■ Dataset entries:
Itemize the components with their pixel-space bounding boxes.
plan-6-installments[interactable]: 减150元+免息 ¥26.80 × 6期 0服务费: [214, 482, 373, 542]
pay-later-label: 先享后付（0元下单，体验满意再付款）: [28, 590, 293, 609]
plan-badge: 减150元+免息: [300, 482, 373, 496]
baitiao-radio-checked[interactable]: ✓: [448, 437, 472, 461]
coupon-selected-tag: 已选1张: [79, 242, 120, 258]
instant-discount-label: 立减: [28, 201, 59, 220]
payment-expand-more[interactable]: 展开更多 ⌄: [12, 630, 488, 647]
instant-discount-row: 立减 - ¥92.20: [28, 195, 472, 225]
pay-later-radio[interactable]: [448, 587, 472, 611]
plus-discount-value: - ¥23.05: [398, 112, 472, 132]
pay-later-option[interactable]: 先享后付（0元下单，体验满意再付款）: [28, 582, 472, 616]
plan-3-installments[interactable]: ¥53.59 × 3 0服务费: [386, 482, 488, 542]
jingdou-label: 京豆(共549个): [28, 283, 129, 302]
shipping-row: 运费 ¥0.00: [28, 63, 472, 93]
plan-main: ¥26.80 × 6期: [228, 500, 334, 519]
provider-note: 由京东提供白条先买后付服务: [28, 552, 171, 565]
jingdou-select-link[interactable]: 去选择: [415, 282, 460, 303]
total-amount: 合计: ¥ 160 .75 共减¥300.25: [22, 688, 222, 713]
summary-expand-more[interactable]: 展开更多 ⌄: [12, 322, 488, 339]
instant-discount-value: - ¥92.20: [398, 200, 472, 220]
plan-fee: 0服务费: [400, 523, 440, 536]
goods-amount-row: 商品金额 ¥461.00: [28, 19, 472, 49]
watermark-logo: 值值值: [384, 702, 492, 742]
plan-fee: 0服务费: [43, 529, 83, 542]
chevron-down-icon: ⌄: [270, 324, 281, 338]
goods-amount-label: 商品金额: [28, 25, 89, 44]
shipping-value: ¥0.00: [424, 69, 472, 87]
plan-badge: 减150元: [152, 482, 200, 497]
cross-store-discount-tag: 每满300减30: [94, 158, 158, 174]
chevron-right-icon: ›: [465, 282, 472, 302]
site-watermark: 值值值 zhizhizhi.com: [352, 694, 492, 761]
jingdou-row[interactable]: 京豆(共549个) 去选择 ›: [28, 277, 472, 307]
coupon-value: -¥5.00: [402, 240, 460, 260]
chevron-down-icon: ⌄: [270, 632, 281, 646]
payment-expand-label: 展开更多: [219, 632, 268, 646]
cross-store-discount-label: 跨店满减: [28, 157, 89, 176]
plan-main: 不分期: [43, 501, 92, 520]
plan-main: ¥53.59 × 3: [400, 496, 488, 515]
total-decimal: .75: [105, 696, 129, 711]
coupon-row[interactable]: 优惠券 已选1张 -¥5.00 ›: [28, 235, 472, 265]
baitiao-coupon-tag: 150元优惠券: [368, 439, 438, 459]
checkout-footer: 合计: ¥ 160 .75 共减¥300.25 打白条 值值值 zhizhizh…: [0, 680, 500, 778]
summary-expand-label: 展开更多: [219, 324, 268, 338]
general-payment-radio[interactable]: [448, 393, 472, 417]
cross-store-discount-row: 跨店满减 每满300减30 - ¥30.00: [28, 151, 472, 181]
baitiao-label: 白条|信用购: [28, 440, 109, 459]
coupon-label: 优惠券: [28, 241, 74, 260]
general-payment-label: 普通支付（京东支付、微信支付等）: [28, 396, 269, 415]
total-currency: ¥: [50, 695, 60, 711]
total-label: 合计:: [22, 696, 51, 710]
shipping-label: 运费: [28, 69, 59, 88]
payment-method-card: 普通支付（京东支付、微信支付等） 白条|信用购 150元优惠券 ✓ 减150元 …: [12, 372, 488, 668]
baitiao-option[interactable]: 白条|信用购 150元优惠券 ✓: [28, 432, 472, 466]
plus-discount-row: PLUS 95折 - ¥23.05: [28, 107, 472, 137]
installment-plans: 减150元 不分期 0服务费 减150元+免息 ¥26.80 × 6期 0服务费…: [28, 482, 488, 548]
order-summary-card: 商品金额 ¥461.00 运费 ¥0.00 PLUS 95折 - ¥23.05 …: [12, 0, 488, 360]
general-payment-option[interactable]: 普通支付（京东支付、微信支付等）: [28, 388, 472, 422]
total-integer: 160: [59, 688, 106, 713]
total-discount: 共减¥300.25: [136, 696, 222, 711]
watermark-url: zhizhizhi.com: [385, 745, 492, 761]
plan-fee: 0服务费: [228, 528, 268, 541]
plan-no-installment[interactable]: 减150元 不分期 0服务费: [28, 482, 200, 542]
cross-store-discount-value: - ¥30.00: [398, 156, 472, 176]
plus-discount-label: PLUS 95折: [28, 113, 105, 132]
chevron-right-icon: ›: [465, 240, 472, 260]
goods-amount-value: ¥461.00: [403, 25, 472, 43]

■ Task prompt: Return each line of the records that contains the string "先享后付".

■ Right answer:
pay-later-label: 先享后付（0元下单，体验满意再付款）: [28, 590, 293, 609]
pay-later-option[interactable]: 先享后付（0元下单，体验满意再付款）: [28, 582, 472, 616]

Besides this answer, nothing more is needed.